- Aim -
Repeat all of the material exactly as given.
------ Extracted information
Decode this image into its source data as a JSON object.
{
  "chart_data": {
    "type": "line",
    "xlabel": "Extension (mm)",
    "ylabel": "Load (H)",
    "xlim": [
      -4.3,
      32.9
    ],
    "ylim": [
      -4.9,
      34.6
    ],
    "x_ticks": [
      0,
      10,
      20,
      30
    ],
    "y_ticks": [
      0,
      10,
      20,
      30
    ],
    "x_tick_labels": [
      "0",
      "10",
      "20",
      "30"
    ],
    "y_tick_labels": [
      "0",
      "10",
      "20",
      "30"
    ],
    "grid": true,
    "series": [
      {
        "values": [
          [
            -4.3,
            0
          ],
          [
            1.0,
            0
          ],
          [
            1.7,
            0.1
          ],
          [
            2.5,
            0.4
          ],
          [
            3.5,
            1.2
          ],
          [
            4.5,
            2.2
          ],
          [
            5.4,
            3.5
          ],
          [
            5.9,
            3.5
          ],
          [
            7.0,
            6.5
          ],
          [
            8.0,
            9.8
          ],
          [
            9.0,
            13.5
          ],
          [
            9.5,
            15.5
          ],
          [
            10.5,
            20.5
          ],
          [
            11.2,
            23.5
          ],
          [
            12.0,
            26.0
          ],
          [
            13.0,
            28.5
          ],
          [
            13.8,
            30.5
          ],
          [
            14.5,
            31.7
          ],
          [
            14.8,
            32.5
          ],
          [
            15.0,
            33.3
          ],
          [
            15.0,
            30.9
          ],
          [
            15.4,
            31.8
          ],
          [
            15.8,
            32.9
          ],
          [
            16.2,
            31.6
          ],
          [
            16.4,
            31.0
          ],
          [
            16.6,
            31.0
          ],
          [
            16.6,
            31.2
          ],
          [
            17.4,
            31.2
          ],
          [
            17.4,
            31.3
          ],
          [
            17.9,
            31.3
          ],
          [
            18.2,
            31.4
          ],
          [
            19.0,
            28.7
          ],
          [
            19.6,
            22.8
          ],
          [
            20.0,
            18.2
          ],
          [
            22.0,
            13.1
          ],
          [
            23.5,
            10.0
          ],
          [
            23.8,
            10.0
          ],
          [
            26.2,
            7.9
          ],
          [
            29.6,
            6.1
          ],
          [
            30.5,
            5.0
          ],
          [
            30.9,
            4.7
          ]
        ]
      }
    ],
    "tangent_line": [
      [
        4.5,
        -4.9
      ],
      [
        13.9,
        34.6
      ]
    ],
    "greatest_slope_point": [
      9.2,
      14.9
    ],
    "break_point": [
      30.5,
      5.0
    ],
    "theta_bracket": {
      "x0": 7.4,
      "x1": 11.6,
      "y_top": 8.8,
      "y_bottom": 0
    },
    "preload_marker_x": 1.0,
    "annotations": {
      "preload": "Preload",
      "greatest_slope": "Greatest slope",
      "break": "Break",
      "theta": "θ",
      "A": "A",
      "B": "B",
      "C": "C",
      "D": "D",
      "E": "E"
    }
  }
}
------------
- Output of the exercise -
Decode this image into its source data as a JSON object.
{
  "chart_data": {
    "type": "line",
    "xlabel": "Extension (mm)",
    "ylabel": "Load (H)",
    "xlim": [
      -4.3,
      32.9
    ],
    "ylim": [
      -4.9,
      34.6
    ],
    "x_ticks": [
      0,
      10,
      20,
      30
    ],
    "y_ticks": [
      0,
      10,
      20,
      30
    ],
    "x_tick_labels": [
      "0",
      "10",
      "20",
      "30"
    ],
    "y_tick_labels": [
      "0",
      "10",
      "20",
      "30"
    ],
    "grid": true,
    "series": [
      {
        "values": [
          [
            -4.3,
            0
          ],
          [
            1.0,
            0
          ],
          [
            1.7,
            0.1
          ],
          [
            2.5,
            0.4
          ],
          [
            3.5,
            1.2
          ],
          [
            4.5,
            2.2
          ],
          [
            5.4,
            3.5
          ],
          [
            5.9,
            3.5
          ],
          [
            7.0,
            6.5
          ],
          [
            8.0,
            9.8
          ],
          [
            9.0,
            13.5
          ],
          [
            9.5,
            15.5
          ],
          [
            10.5,
            20.5
          ],
          [
            11.2,
            23.5
          ],
          [
            12.0,
            26.0
          ],
          [
            13.0,
            28.5
          ],
          [
            13.8,
            30.5
          ],
          [
            14.5,
            31.7
          ],
          [
            14.8,
            32.5
          ],
          [
            15.0,
            33.3
          ],
          [
            15.0,
            30.9
          ],
          [
            15.4,
            31.8
          ],
          [
            15.8,
            32.9
          ],
          [
            16.2,
            31.6
          ],
          [
            16.4,
            31.0
          ],
          [
            16.6,
            31.0
          ],
          [
            16.6,
            31.2
          ],
          [
            17.4,
            31.2
          ],
          [
            17.4,
            31.3
          ],
          [
            17.9,
            31.3
          ],
          [
            18.2,
            31.4
          ],
          [
            19.0,
            28.7
          ],
          [
            19.6,
            22.8
          ],
          [
            20.0,
            18.2
          ],
          [
            22.0,
            13.1
          ],
          [
            23.5,
            10.0
          ],
          [
            23.8,
            10.0
          ],
          [
            26.2,
            7.9
          ],
          [
            29.6,
            6.1
          ],
          [
            30.5,
            5.0
          ],
          [
            30.9,
            4.7
          ]
        ]
      }
    ],
    "tangent_line": [
      [
        4.5,
        -4.9
      ],
      [
        13.9,
        34.6
      ]
    ],
    "greatest_slope_point": [
      9.2,
      14.9
    ],
    "break_point": [
      30.5,
      5.0
    ],
    "theta_bracket": {
      "x0": 7.4,
      "x1": 11.6,
      "y_top": 8.8,
      "y_bottom": 0
    },
    "preload_marker_x": 1.0,
    "annotations": {
      "preload": "Preload",
      "greatest_slope": "Greatest slope",
      "break": "Break",
      "theta": "θ",
      "A": "A",
      "B": "B",
      "C": "C",
      "D": "D",
      "E": "E"
    }
  }
}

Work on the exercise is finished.